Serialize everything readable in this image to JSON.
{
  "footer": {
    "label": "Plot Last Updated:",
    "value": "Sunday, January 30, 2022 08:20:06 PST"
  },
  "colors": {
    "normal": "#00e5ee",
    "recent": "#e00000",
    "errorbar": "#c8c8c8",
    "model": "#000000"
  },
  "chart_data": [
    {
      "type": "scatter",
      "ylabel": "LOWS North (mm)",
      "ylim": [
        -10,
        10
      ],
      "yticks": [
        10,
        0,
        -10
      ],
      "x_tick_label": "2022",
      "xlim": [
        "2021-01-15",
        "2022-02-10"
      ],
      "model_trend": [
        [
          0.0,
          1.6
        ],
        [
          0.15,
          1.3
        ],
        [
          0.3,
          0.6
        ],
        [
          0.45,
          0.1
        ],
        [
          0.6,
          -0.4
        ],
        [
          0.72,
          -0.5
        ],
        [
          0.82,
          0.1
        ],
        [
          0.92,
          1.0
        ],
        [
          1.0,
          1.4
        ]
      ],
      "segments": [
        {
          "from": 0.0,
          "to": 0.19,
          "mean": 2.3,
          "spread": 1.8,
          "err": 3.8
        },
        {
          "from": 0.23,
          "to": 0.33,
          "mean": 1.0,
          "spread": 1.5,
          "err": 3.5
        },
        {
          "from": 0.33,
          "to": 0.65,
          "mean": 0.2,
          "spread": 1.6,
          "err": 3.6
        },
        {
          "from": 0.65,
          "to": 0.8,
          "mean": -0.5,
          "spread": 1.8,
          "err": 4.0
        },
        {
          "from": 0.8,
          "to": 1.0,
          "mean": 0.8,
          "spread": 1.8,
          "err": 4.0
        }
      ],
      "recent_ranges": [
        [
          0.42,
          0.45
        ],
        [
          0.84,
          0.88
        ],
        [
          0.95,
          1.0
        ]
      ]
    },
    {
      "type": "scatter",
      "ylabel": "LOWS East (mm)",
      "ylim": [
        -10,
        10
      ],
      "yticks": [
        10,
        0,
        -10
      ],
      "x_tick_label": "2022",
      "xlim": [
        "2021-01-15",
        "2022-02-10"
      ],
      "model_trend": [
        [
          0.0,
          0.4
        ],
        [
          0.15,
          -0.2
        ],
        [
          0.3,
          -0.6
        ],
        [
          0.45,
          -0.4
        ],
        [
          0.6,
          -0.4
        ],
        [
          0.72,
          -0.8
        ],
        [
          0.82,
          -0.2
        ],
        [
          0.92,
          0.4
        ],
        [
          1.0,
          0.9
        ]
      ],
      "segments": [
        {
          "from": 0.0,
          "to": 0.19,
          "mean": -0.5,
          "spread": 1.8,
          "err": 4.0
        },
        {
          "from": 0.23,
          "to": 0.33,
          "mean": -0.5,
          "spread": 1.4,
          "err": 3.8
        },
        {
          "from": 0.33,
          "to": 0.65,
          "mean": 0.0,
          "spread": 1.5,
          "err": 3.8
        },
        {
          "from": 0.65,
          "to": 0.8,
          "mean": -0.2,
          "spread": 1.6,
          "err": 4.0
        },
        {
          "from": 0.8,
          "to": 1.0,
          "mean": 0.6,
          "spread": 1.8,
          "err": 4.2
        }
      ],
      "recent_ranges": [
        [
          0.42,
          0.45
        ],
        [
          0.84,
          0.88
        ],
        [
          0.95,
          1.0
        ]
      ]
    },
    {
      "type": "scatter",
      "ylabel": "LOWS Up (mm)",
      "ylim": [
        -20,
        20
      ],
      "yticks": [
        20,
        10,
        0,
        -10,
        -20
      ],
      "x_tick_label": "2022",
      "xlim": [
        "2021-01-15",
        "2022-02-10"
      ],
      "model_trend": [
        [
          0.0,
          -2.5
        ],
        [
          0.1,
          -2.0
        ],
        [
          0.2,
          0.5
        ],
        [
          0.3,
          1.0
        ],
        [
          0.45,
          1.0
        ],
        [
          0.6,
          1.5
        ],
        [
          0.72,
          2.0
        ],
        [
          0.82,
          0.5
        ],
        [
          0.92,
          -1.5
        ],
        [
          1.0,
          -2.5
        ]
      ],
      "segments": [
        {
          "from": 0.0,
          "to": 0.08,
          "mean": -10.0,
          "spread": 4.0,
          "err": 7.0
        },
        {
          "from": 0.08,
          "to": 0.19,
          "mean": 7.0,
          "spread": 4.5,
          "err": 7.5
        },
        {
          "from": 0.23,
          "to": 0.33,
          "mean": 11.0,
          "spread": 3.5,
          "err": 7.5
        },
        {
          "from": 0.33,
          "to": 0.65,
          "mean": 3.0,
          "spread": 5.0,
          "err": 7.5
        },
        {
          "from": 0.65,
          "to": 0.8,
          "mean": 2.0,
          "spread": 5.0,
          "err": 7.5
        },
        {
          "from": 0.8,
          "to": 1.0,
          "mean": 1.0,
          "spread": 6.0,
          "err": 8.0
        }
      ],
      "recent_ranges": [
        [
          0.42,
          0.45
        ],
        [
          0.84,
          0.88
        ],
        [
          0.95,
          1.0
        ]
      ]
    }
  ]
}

--- WHAT YOU WILL DO ---
Copy the entries above exactly, leaving none out.

--- COMPLETED TASK ---
Serialize everything readable in this image to JSON.
{
  "footer": {
    "label": "Plot Last Updated:",
    "value": "Sunday, January 30, 2022 08:20:06 PST"
  },
  "colors": {
    "normal": "#00e5ee",
    "recent": "#e00000",
    "errorbar": "#c8c8c8",
    "model": "#000000"
  },
  "chart_data": [
    {
      "type": "scatter",
      "ylabel": "LOWS North (mm)",
      "ylim": [
        -10,
        10
      ],
      "yticks": [
        10,
        0,
        -10
      ],
      "x_tick_label": "2022",
      "xlim": [
        "2021-01-15",
        "2022-02-10"
      ],
      "model_trend": [
        [
          0.0,
          1.6
        ],
        [
          0.15,
          1.3
        ],
        [
          0.3,
          0.6
        ],
        [
          0.45,
          0.1
        ],
        [
          0.6,
          -0.4
        ],
        [
          0.72,
          -0.5
        ],
        [
          0.82,
          0.1
        ],
        [
          0.92,
          1.0
        ],
        [
          1.0,
          1.4
        ]
      ],
      "segments": [
        {
          "from": 0.0,
          "to": 0.19,
          "mean": 2.3,
          "spread": 1.8,
          "err": 3.8
        },
        {
          "from": 0.23,
          "to": 0.33,
          "mean": 1.0,
          "spread": 1.5,
          "err": 3.5
        },
        {
          "from": 0.33,
          "to": 0.65,
          "mean": 0.2,
          "spread": 1.6,
          "err": 3.6
        },
        {
          "from": 0.65,
          "to": 0.8,
          "mean": -0.5,
          "spread": 1.8,
          "err": 4.0
        },
        {
          "from": 0.8,
          "to": 1.0,
          "mean": 0.8,
          "spread": 1.8,
          "err": 4.0
        }
      ],
      "recent_ranges": [
        [
          0.42,
          0.45
        ],
        [
          0.84,
          0.88
        ],
        [
          0.95,
          1.0
        ]
      ]
    },
    {
      "type": "scatter",
      "ylabel": "LOWS East (mm)",
      "ylim": [
        -10,
        10
      ],
      "yticks": [
        10,
        0,
        -10
      ],
      "x_tick_label": "2022",
      "xlim": [
        "2021-01-15",
        "2022-02-10"
      ],
      "model_trend": [
        [
          0.0,
          0.4
        ],
        [
          0.15,
          -0.2
        ],
        [
          0.3,
          -0.6
        ],
        [
          0.45,
          -0.4
        ],
        [
          0.6,
          -0.4
        ],
        [
          0.72,
          -0.8
        ],
        [
          0.82,
          -0.2
        ],
        [
          0.92,
          0.4
        ],
        [
          1.0,
          0.9
        ]
      ],
      "segments": [
        {
          "from": 0.0,
          "to": 0.19,
          "mean": -0.5,
          "spread": 1.8,
          "err": 4.0
        },
        {
          "from": 0.23,
          "to": 0.33,
          "mean": -0.5,
          "spread": 1.4,
          "err": 3.8
        },
        {
          "from": 0.33,
          "to": 0.65,
          "mean": 0.0,
          "spread": 1.5,
          "err": 3.8
        },
        {
          "from": 0.65,
          "to": 0.8,
          "mean": -0.2,
          "spread": 1.6,
          "err": 4.0
        },
        {
          "from": 0.8,
          "to": 1.0,
          "mean": 0.6,
          "spread": 1.8,
          "err": 4.2
        }
      ],
      "recent_ranges": [
        [
          0.42,
          0.45
        ],
        [
          0.84,
          0.88
        ],
        [
          0.95,
          1.0
        ]
      ]
    },
    {
      "type": "scatter",
      "ylabel": "LOWS Up (mm)",
      "ylim": [
        -20,
        20
      ],
      "yticks": [
        20,
        10,
        0,
        -10,
        -20
      ],
      "x_tick_label": "2022",
      "xlim": [
        "2021-01-15",
        "2022-02-10"
      ],
      "model_trend": [
        [
          0.0,
          -2.5
        ],
        [
          0.1,
          -2.0
        ],
        [
          0.2,
          0.5
        ],
        [
          0.3,
          1.0
        ],
        [
          0.45,
          1.0
        ],
        [
          0.6,
          1.5
        ],
        [
          0.72,
          2.0
        ],
        [
          0.82,
          0.5
        ],
        [
          0.92,
          -1.5
        ],
        [
          1.0,
          -2.5
        ]
      ],
      "segments": [
        {
          "from": 0.0,
          "to": 0.08,
          "mean": -10.0,
          "spread": 4.0,
          "err": 7.0
        },
        {
          "from": 0.08,
          "to": 0.19,
          "mean": 7.0,
          "spread": 4.5,
          "err": 7.5
        },
        {
          "from": 0.23,
          "to": 0.33,
          "mean": 11.0,
          "spread": 3.5,
          "err": 7.5
        },
        {
          "from": 0.33,
          "to": 0.65,
          "mean": 3.0,
          "spread": 5.0,
          "err": 7.5
        },
        {
          "from": 0.65,
          "to": 0.8,
          "mean": 2.0,
          "spread": 5.0,
          "err": 7.5
        },
        {
          "from": 0.8,
          "to": 1.0,
          "mean": 1.0,
          "spread": 6.0,
          "err": 8.0
        }
      ],
      "recent_ranges": [
        [
          0.42,
          0.45
        ],
        [
          0.84,
          0.88
        ],
        [
          0.95,
          1.0
        ]
      ]
    }
  ]
}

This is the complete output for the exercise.